__TEXT EXCERPT__:

-- START --

SQLLDR DATA=jan95.file1.dat DIRECT=TRUE PARALLEL=TRUE FILE=/dev/D1.1 
...
SQLLDR DATA=jan95.file10.dat DIRECT=TRUE PARALLEL=TRUE FILE=/dev/D10.1 
WAIT;
...
SQLLDR DATA=dec95.file1.dat DIRECT=TRUE PARALLEL=TRUE FILE=/dev/D30.4
...
SQLLDR DATA=dec95.file10.dat DIRECT=TRUE PARALLEL=TRUE FILE=/dev/D29.4

For Oracle Real Application Clusters, divide the loader session evenly among the nodes. The datafile being read should always reside on the same node as the loader session.

The keyword PARALLEL=TRUE must be used, because multiple loader sessions can write into the same partition. Hence all the restrictions entailed by the PARALLEL keyword are in effect. An advantage of this approach, however, is that it guarantees that all of the data is precisely balanced, exactly reflecting your partitioning.

Note:

Although this example shows parallel load used with partitioned tables, the two features can be used independent of one another.

Example 13-9 Loading Partitions in Parallel Case 4

For this approach, all partitions must be in the same tablespace. You need to have the same number of input files as datafiles in the tablespace, but you do not need to partition the input the same way in which the table is partitioned.

For example, if all 30 devices were in the same tablespace, then you would arbitrarily partition your input data into 30 files, then start 30 SQL*Loader sessions in parallel. The statement starting up the first session would be similar to the following:

SQLLDR DATA=file1.dat DIRECT=TRUE PARALLEL=TRUE FILE=/dev/D1
. . .
SQLLDR DATA=file30.dat DIRECT=TRUE PARALLEL=TRUE FILE=/dev/D30

The advantage of this approach is that as in Case 3, you have control over the exact placement of datafiles because you use the FILE keyword. However, you are not required to partition the input data by value because Oracle does that for you.

A disadvantage is that this approach requires all the partitions to be in the same tablespace. This minimizes availability.

Example 13-10 Loading External Data

This is probably the most basic use of external tables where the data volume is large and no transformations are applied to the external data. The load process is performed as follows:

You create the external table. Most likely, the table will be declared as parallel to perform the load in parallel. Oracle will dynamically perform load balancing between the parallel execution servers involved in the query.

-- END --

__GIVEN DATA__:
-- START --

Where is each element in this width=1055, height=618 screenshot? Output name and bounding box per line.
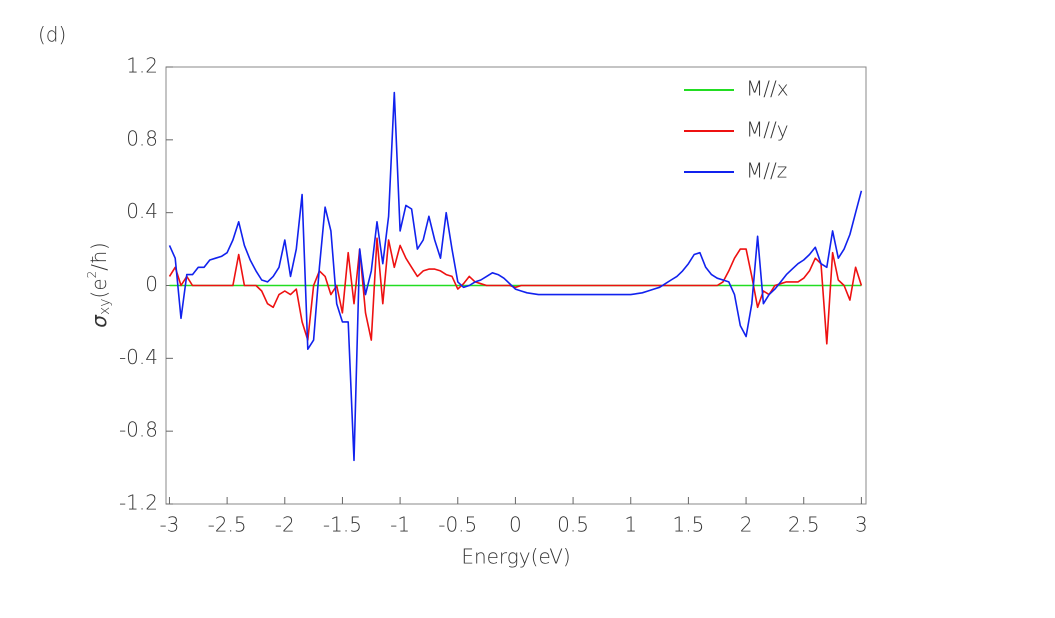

-- END --

__REQUEST 1__: In the Oracle parallel loading excerpt, what must be true of all partitions for the Case 4 approach?
__REQUEST 2__: Continue the Oracle parallel loading excerpt from its last sentence.

__EXERCISE RESULT 1__: All partitions must be in the same tablespace.

__EXERCISE RESULT 2__:
Once the external table is created (remember that this only creates the metadata in the dictionary), data can be converted, moved and loaded into the database using either a PARALLEL CREATE TABLE AS SELECT or a PARALLEL INSERT statement.

CREATE TABLE products_ext
(prod_id NUMBER, prod_name VARCHAR2(50), ..., 
 price NUMBER(6.2), discount NUMBER(6.2))
ORGANIZATION EXTERNAL
(
DEFAULT DIRECTORY (stage_dir)
ACCESS PARAMETERS
( RECORDS FIXED 30
BADFILE 'bad/bad_products_ext'
LOGFILE 'log/log_products_ext'
( prod_id POSITION (1:8) CHAR,
  prod_name POSITION (*,+50) CHAR,
  prod_desc  POSITION (*,+200) CHAR,
  . . .)
REMOVE_LOCATION ('new/new_prod1.txt','new/new_prod2.txt'))
PARALLEL 5
REJECT LIMIT 200;
# load it in the database using a parallel insert
ALTER  SESSION ENABLE PARALLEL DML;
INSERT INTO TABLE products SELECT * FROM products_ext;

In this example, stage_dir is a directory where the external flat files reside.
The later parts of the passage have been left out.